(Saved entries)
________
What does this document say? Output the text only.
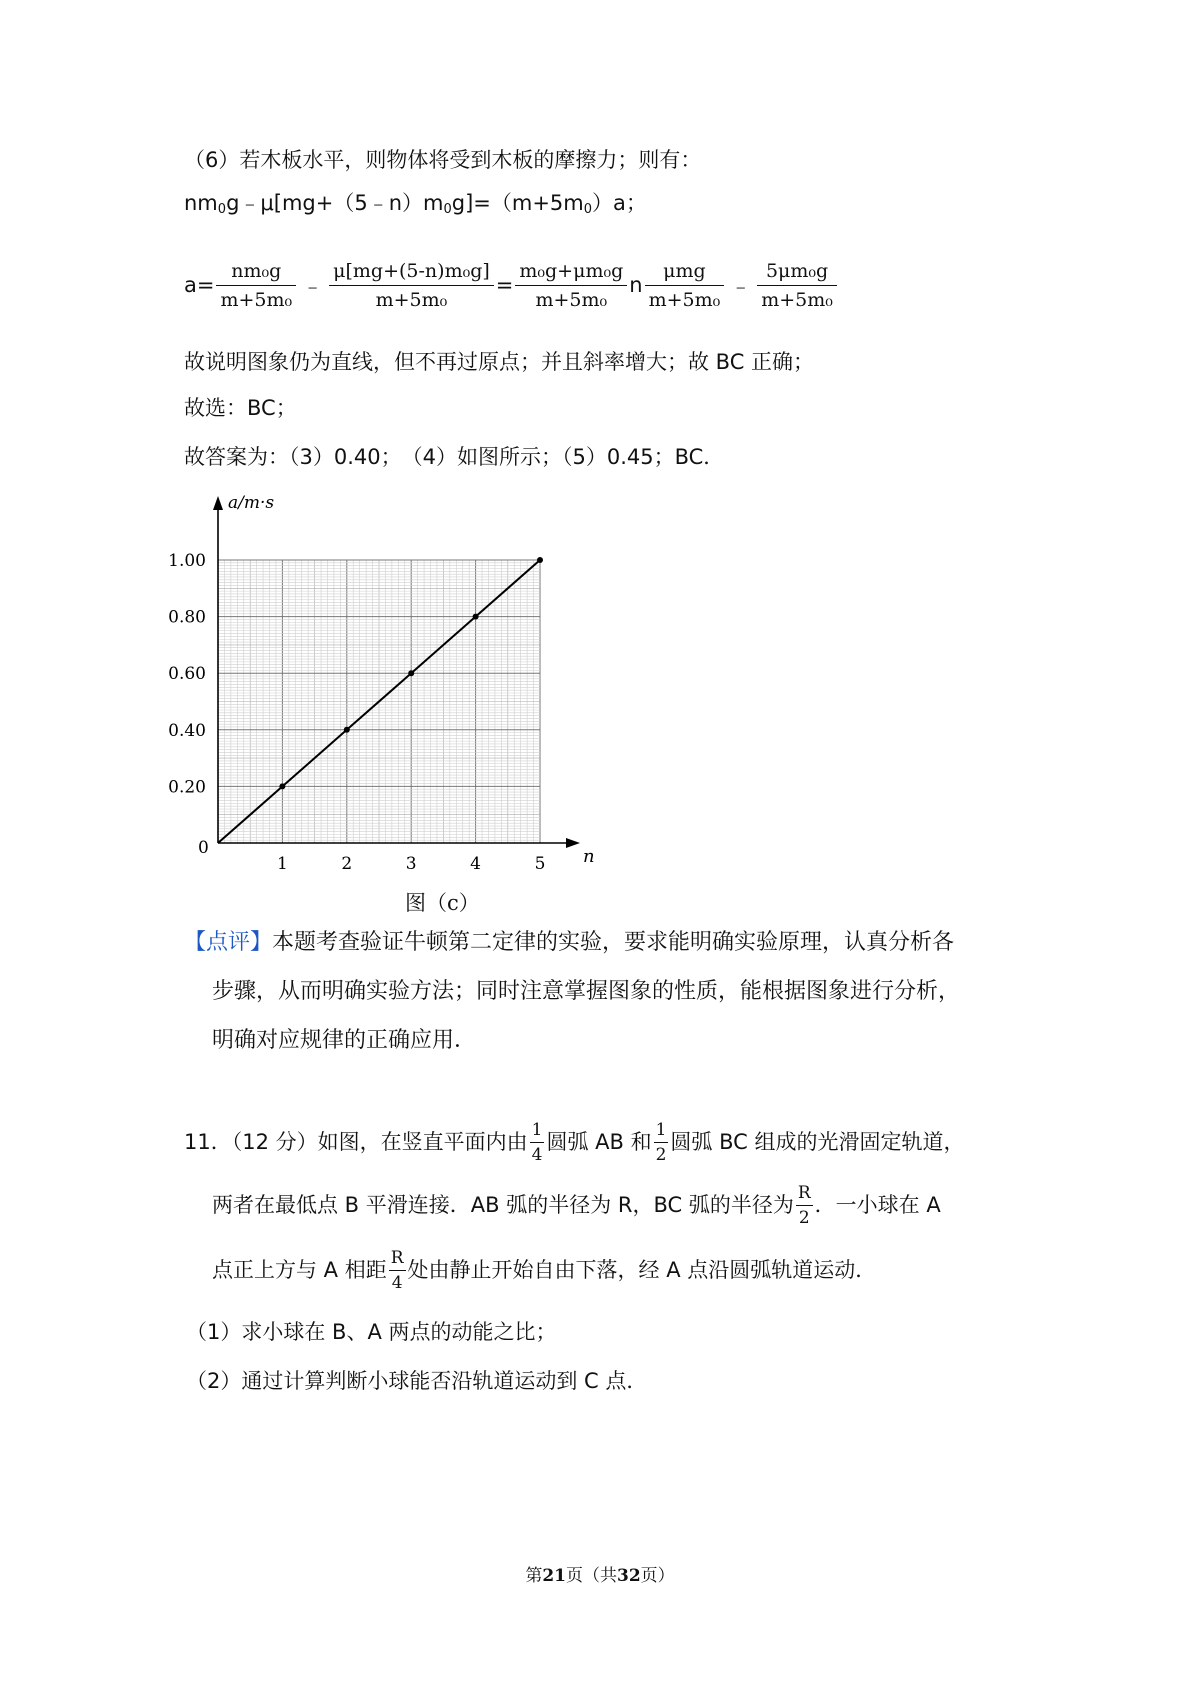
（6）若木板水平，则物体将受到木板的摩擦力；则有：
$nm_0g﹣\mu[mg+(5﹣n)m_0g]=(m+5m_0)a$；
$a= \frac{\text{nm₀g}}{\text{m+5m₀}}$ ﹣ $\frac{\text{μ[mg+(5-n)m₀g]}}{\text{m+5m₀}} = \frac{\text{m₀g+μm₀g}}{\text{m+5m₀}}$ n $\frac{\text{μmg}}{\text{m+5m₀}}$ ﹣ $\frac{\text{5μm₀g}}{\text{m+5m₀}}$
故说明图象仍为直线，但不再过原点；并且斜率增大；故 BC 正确；
故选：BC；
故答案为：（3）0.40；　（4）如图所示；（5）0.45；BC．
a/m·s
n
0
1	2	3	4	5
0.20
0.40
0.60
0.80
1.00
图（c）
【点评】本题考查验证牛顿第二定律的实验，要求能明确实验原理，认真分析各
步骤，从而明确实验方法；同时注意掌握图象的性质，能根据图象进行分析，
明确对应规律的正确应用．
11．（12 分）如图，在竖直平面内由 $\frac{1}{4}$ 圆弧 AB 和 $\frac{1}{2}$ 圆弧 BC 组成的光滑固定轨道，
两者在最低点 B 平滑连接．AB 弧的半径为 R，BC 弧的半径为 $\frac{R}{2}$ ．一小球在 A
点正上方与 A 相距 $\frac{R}{4}$ 处由静止开始自由下落，经 A 点沿圆弧轨道运动．
（1）求小球在 B、A 两点的动能之比；
（2）通过计算判断小球能否沿轨道运动到 C 点．
第21页（共32页）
________
▸ **Problem requirements**
The records above must be transcribed exactly. Pictures are left out of the copy.

▸ **Right answer**
What does this document say? Output the text only.
（6）若木板水平，则物体将受到木板的摩擦力；则有：
$nm_0g﹣\mu[mg+(5﹣n)m_0g]=(m+5m_0)a$；
$a= \frac{\text{nm₀g}}{\text{m+5m₀}}$ ﹣ $\frac{\text{μ[mg+(5-n)m₀g]}}{\text{m+5m₀}} = \frac{\text{m₀g+μm₀g}}{\text{m+5m₀}}$ n $\frac{\text{μmg}}{\text{m+5m₀}}$ ﹣ $\frac{\text{5μm₀g}}{\text{m+5m₀}}$
故说明图象仍为直线，但不再过原点；并且斜率增大；故 BC 正确；
故选：BC；
故答案为：（3）0.40；　（4）如图所示；（5）0.45；BC．
a/m·s
n
0
1	2	3	4	5
0.20
0.40
0.60
0.80
1.00
图（c）
【点评】本题考查验证牛顿第二定律的实验，要求能明确实验原理，认真分析各
步骤，从而明确实验方法；同时注意掌握图象的性质，能根据图象进行分析，
明确对应规律的正确应用．
11．（12 分）如图，在竖直平面内由 $\frac{1}{4}$ 圆弧 AB 和 $\frac{1}{2}$ 圆弧 BC 组成的光滑固定轨道，
两者在最低点 B 平滑连接．AB 弧的半径为 R，BC 弧的半径为 $\frac{R}{2}$ ．一小球在 A
点正上方与 A 相距 $\frac{R}{4}$ 处由静止开始自由下落，经 A 点沿圆弧轨道运动．
（1）求小球在 B、A 两点的动能之比；
（2）通过计算判断小球能否沿轨道运动到 C 点．
第21页（共32页）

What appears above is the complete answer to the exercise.